### INSTRUCCIONES
1 - Según el texto, ¿hace cuántos años regaló el abuelo el Misterio?
2 - Transcribe sin cambios la parte del texto que empieza con las palabras que contienen "Y ya para terminar" y termina con "gusta de verdad.".

Estaréis pensando que por qué os cuento todo esto. Pero es que al llegar estas fechas no puedo evitar recordar con añoranza y tristeza, porque ya todos han desaparecido, aquellos años felices de mi infancia. Ahora tenemos de todo, es fácil comprar los dulces y todo lo necesario para la Navidad, pero yo creo que el verdadero Espíritu Navideño era aquel, en que todos participábamos con alegría para hacer felices a los que nos rodeaban.
Por entonces le hacían a mi padre muchos regalos. Pollos, pavos, etc. y eran todas aquellas personas que durante el año mi padre las había visitado y curado sin cobrarles nada, y en agradecimiento le criaban un gallo o un pollo y venían orgullosos a la casa a traérselo. Y le decían: “Don Antonio, esto para que se lo coma con su familia”. Mi padre siempre emocionado les contestaba: “pero si a ustedes les hace más falta que a mí, llévenselo”. Y ellos decían: “no nos ofenda. Se lo hemos criado con todo el cariño para usted”. Y entonces mi madre, que siempre tenía en el aparador dos bandejas, una con una botella de coñac para los hombres, anis dulce para las mujeres y copas, y otra con los roscos y dulces que habían hecho tapados con un mantelito muy bien bordado y planchado, les convidaba a que tomasen. No entraba una persona en la casa a la que no se le ofreciera un obsequio.
Y ya para terminar os digo que ese Misterio que mi abuelo nos regaló hace ya más de 65 años se sigue poniendo todas las Navidades. Antes lo ponía mi madre, después mi hermana y ahora una de mis hijas. Ya está casi roto, a algunas figuras les falta alguna mano o una pierna, pero mientras vivamos y dure el Misterio, todos los años se pondrá, pues él representa el Espíritu de la Navidad.
Hasta la semana que viene, si Dios quiere.
Abuela ¡que historia tan bonita! en serio se me han saltado las lagrimas, es que lo relatas de una forma q parece que lo estoy viendo ahora mismo y te imagino a ti de pequeña haha, que quiero muchiiisimo que no se te olvide jamas, esta es de todas las entradas que has puesto la que más me gusta de verdad.
ResponderEliminarte quiero muchooo.
Marta
Querida Lali! prima!! soy Pili, estoy en casa de Ana y he leido tus dos ultimas entregas que casi me han hecho llorar. Cuando aprenda a manejar un ordenador lo primero que haré será escribirte y contarte las novedades de esta mi familia.Mando un abrazo muy fuerte a toda la familia y rezo para que te repongas pronto y todos disfrutemos de tu alegría. FELIZ NAVIDAD!
ResponderEliminarHola Lali,
ResponderEliminarComo te dije, estamos reunidos celebrando la Navidad en casa de Clara y Alfonso. Hemos leido algunos de tus blogs y nos han parecido muy emotivos, qué buena idea has tenido de crear este blog!.
Os deseamos que paseis una Felices Fiestas en familia y todo lo mejor para el próximo año. Espero que te mejores del lumbago y que te manejes con el braille divinamente.

### FILAS DE DATOS

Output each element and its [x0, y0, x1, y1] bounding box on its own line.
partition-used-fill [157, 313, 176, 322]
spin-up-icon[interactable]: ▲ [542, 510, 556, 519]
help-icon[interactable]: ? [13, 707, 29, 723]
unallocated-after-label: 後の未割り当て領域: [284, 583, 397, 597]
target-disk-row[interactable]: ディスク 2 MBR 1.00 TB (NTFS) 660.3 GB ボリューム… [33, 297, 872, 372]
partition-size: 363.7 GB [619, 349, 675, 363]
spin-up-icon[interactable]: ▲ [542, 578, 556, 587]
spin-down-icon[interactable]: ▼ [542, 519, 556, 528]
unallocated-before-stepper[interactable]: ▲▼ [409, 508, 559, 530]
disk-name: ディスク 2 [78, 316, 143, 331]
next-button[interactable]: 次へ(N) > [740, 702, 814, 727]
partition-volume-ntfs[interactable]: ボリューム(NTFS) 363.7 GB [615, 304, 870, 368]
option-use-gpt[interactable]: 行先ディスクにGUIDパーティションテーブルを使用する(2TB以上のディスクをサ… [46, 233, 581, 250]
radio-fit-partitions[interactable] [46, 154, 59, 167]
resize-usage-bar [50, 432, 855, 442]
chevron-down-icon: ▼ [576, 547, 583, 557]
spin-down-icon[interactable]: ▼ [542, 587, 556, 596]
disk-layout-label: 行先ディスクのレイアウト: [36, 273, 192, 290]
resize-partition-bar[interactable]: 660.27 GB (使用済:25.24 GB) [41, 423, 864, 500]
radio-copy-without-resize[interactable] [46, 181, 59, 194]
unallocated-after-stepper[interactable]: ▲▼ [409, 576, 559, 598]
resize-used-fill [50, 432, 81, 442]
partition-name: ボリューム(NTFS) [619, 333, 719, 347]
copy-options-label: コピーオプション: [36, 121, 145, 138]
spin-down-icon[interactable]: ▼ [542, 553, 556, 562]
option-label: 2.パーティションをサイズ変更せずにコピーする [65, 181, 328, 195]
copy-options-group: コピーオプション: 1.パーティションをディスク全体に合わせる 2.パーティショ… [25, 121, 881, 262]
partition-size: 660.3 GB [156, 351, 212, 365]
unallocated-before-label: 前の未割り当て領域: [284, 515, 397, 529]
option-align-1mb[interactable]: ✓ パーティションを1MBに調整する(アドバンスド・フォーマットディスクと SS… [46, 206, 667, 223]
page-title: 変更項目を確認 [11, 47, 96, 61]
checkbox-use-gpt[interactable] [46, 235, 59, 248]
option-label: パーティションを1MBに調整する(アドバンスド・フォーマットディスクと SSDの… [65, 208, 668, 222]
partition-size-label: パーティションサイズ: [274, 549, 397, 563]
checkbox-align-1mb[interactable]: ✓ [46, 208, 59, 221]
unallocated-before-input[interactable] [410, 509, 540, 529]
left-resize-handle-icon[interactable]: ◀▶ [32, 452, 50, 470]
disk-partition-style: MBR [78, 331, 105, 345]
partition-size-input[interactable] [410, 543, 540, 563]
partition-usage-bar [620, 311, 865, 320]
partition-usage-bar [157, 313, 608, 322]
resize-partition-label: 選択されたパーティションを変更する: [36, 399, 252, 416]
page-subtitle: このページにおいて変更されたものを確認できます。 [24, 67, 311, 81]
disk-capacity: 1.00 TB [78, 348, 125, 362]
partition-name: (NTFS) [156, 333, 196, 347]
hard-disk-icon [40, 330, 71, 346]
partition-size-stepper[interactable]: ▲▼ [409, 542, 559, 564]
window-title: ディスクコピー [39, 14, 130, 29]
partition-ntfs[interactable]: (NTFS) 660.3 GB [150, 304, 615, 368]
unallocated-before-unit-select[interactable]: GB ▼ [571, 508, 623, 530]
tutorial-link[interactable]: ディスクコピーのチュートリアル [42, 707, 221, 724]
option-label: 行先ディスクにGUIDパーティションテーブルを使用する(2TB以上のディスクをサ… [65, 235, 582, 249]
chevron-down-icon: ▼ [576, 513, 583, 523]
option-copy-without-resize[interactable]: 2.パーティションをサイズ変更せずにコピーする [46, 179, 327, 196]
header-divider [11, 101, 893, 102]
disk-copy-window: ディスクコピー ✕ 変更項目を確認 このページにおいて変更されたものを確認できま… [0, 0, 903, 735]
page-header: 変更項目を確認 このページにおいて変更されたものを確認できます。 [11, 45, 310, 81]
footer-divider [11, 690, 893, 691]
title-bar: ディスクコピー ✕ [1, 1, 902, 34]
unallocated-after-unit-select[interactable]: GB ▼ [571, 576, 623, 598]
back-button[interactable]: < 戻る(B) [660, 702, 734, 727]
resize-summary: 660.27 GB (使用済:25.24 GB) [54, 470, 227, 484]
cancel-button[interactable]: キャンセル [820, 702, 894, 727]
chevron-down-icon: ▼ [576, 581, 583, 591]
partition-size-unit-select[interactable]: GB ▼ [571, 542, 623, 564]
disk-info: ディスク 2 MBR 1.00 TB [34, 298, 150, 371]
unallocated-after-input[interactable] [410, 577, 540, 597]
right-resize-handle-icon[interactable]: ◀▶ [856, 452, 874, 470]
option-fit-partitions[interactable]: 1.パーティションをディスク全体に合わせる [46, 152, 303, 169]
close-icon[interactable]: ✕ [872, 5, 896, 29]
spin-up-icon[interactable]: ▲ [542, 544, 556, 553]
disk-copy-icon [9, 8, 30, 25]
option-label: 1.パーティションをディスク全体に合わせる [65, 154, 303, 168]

### RESPUESTAS DEL EJERCICIO
1 - Hace más de 65 años.

2 -
Y ya para terminar os digo que ese Misterio que mi abuelo nos regaló hace ya más de 65 años se sigue poniendo todas las Navidades. Antes lo ponía mi madre, después mi hermana y ahora una de mis hijas. Ya está casi roto, a algunas figuras les falta alguna mano o una pierna, pero mientras vivamos y dure el Misterio, todos los años se pondrá, pues él representa el Espíritu de la Navidad.
Hasta la semana que viene, si Dios quiere.
Abuela ¡que historia tan bonita! en serio se me han saltado las lagrimas, es que lo relatas de una forma q parece que lo estoy viendo ahora mismo y te imagino a ti de pequeña haha, que quiero muchiiisimo que no se te olvide jamas, esta es de todas las entradas que has puesto la que más me gusta de verdad.